Keep every line where the word "Lars" appears; drop the rest.
[START OF Data for this exercise]
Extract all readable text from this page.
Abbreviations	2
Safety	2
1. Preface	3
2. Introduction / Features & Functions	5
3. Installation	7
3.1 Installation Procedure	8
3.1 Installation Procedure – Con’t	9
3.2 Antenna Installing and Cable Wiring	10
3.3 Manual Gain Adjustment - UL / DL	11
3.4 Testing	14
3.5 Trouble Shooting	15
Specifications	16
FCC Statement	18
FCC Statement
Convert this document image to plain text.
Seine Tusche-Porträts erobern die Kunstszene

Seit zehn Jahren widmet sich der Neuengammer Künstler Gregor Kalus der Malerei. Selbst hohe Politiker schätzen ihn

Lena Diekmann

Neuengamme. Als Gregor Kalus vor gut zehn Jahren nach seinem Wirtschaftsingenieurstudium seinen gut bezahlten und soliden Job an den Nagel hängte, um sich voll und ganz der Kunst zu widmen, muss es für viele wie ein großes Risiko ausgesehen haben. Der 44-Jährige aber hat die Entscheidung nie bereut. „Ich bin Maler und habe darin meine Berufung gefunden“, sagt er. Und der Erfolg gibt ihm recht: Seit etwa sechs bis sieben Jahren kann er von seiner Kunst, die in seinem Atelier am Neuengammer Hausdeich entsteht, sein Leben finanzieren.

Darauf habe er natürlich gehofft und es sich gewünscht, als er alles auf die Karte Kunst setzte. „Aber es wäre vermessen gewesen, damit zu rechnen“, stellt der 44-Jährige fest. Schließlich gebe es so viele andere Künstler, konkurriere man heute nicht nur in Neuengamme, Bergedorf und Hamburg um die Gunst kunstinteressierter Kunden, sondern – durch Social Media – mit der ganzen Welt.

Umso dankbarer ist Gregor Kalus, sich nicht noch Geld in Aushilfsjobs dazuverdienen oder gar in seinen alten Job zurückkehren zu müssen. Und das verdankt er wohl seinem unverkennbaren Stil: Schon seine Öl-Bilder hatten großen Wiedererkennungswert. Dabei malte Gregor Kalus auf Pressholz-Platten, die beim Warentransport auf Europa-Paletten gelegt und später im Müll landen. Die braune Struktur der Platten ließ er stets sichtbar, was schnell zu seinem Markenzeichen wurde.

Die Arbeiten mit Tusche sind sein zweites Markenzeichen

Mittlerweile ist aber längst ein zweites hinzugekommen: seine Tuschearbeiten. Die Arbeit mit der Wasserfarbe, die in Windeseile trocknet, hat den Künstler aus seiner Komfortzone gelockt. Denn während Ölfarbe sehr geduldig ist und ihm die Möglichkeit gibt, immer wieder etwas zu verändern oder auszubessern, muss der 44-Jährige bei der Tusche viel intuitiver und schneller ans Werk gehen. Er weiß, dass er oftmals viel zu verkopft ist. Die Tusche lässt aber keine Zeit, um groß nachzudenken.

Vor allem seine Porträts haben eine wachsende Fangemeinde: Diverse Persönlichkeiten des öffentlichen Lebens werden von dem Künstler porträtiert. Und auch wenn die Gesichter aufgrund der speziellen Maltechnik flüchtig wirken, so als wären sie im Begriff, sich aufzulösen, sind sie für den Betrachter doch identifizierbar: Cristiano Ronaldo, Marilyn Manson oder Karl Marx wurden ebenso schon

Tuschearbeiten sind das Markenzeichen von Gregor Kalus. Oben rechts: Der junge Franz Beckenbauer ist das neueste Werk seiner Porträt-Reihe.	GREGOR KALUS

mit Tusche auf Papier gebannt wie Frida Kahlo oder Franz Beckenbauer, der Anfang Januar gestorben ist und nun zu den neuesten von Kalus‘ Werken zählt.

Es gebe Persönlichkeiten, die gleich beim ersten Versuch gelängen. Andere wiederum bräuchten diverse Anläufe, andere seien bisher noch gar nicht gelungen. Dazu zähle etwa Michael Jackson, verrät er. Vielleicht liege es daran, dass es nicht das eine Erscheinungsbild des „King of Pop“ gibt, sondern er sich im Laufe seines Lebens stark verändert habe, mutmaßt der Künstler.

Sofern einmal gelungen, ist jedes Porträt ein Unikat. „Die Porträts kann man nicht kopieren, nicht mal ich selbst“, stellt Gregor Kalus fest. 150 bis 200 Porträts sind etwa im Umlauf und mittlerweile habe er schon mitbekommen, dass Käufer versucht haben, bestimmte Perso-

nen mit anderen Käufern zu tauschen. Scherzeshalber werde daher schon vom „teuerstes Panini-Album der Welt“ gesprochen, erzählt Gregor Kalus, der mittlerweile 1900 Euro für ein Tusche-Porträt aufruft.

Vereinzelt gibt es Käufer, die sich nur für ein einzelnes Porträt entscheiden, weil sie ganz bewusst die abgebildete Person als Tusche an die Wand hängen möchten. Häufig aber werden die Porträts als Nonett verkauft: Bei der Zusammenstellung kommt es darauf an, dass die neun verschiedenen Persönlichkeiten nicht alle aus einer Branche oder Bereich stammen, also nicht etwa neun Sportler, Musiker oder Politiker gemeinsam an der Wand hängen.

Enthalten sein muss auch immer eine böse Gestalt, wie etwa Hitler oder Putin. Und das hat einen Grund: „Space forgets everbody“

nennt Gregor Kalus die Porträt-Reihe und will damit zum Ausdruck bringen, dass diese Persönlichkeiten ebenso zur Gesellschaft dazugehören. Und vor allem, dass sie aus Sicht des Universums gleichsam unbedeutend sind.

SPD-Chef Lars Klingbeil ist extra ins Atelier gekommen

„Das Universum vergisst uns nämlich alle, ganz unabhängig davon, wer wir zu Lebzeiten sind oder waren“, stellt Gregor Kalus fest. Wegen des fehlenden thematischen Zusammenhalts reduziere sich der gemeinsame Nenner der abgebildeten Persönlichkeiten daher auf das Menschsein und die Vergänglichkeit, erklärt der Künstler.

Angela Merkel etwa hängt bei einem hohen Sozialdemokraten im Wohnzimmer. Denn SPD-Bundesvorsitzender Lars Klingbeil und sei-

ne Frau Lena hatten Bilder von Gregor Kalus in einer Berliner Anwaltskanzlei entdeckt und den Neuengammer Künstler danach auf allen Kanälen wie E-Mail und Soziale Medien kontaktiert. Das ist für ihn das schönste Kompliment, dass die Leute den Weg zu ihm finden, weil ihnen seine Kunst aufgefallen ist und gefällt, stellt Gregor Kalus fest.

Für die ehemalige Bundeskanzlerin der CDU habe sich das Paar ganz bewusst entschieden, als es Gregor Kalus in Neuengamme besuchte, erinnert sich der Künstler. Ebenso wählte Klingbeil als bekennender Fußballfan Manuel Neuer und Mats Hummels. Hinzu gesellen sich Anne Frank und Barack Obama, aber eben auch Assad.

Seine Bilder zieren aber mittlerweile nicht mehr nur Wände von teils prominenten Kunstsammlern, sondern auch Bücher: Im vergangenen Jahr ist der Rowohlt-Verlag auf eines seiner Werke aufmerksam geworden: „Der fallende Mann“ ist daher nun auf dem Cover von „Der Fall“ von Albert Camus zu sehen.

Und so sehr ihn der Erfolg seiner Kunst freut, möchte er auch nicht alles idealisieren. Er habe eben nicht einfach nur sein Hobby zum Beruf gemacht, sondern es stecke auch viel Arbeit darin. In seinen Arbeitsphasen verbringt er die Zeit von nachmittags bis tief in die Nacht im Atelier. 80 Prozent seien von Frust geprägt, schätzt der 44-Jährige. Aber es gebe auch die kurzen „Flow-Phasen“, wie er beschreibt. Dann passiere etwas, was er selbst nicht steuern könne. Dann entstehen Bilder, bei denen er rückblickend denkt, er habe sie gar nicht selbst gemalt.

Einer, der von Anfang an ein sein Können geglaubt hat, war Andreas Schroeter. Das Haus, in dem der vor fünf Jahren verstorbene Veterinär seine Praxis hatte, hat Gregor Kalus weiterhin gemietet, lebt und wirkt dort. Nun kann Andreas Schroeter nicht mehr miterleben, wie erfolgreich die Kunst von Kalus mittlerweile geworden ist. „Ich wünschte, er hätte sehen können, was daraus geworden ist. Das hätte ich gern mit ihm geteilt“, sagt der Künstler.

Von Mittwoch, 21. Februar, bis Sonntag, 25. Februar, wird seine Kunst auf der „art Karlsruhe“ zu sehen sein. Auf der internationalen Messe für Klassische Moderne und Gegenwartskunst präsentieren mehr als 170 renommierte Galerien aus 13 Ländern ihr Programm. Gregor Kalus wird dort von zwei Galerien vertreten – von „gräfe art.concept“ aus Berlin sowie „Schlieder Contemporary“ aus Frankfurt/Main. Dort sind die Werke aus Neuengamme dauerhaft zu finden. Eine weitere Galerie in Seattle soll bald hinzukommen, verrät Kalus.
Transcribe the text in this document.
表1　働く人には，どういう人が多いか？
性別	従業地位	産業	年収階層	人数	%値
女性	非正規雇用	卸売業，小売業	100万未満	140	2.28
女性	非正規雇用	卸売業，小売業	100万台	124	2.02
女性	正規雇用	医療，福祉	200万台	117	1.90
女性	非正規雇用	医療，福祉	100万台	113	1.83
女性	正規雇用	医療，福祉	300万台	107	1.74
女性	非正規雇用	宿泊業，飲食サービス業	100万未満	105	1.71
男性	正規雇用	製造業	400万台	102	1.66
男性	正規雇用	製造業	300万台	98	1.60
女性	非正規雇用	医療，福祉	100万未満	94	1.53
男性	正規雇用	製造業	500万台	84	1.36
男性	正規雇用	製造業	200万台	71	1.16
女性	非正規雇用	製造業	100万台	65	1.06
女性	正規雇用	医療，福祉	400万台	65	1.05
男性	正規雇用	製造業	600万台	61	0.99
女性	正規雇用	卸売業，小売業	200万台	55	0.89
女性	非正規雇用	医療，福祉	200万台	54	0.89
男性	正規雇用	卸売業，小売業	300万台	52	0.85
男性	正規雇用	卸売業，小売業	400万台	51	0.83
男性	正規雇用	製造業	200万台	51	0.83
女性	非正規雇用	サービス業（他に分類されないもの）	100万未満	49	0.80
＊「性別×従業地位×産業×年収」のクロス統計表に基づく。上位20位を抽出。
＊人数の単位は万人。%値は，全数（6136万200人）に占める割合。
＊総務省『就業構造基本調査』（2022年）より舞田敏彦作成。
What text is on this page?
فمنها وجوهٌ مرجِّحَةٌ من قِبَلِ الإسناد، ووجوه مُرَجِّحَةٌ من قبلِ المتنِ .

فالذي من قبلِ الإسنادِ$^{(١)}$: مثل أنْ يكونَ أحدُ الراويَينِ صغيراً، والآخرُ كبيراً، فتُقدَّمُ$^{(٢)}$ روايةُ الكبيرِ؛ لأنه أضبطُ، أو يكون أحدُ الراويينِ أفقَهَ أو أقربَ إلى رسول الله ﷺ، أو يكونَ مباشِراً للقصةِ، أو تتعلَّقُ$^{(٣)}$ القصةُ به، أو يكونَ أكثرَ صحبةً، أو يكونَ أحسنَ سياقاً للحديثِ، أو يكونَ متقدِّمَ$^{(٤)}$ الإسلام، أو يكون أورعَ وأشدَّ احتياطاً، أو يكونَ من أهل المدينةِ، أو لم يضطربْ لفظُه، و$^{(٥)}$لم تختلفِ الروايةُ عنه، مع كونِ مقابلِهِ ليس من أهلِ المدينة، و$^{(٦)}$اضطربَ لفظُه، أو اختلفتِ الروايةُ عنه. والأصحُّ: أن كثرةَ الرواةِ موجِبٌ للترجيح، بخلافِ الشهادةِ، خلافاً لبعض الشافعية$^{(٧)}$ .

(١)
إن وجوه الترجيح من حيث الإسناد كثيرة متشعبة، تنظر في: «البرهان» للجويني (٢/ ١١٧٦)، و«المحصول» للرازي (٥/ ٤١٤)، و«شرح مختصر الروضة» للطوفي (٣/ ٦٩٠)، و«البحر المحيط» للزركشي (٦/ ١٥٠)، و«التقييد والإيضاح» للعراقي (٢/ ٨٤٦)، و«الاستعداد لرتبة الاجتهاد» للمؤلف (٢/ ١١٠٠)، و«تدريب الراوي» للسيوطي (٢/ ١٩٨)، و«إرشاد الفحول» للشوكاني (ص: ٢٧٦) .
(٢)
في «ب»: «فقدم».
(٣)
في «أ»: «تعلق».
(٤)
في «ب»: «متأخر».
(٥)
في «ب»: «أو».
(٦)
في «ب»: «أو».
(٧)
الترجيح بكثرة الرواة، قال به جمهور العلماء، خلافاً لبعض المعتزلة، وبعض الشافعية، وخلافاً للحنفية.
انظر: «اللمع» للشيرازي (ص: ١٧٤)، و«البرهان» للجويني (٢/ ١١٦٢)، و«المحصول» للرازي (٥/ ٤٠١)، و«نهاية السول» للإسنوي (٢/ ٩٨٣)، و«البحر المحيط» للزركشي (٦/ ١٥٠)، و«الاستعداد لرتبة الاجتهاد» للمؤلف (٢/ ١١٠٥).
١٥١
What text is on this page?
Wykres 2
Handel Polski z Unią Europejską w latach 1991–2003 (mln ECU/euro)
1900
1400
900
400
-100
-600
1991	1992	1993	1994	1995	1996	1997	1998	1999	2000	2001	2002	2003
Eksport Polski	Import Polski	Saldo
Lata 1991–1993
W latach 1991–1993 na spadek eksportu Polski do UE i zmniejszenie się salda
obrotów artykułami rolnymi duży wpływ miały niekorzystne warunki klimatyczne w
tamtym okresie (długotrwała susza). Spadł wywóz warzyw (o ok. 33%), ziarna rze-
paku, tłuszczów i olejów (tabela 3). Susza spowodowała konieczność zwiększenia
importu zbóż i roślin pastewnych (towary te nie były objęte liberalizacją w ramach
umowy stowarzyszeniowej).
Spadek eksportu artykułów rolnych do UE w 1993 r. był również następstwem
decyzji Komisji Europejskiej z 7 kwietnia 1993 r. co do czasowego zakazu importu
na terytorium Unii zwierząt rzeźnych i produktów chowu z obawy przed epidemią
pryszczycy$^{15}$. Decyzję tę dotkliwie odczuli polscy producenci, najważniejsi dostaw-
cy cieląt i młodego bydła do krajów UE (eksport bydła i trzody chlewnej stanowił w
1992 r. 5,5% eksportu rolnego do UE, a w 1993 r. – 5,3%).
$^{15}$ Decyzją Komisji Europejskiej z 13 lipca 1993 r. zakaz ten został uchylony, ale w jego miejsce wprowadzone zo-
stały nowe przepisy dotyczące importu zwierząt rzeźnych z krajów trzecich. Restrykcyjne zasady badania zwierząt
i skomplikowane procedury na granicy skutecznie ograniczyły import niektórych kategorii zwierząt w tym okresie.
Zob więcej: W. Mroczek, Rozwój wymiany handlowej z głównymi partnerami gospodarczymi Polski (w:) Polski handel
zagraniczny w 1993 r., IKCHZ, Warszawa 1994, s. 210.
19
[END OF Data for this exercise]
Finished answer:
SPD-Chef Lars Klingbeil ist extra ins Atelier gekommen
Angela Merkel etwa hängt bei einem hohen Sozialdemokraten im Wohnzimmer. Denn SPD-Bundesvorsitzender Lars Klingbeil und sei-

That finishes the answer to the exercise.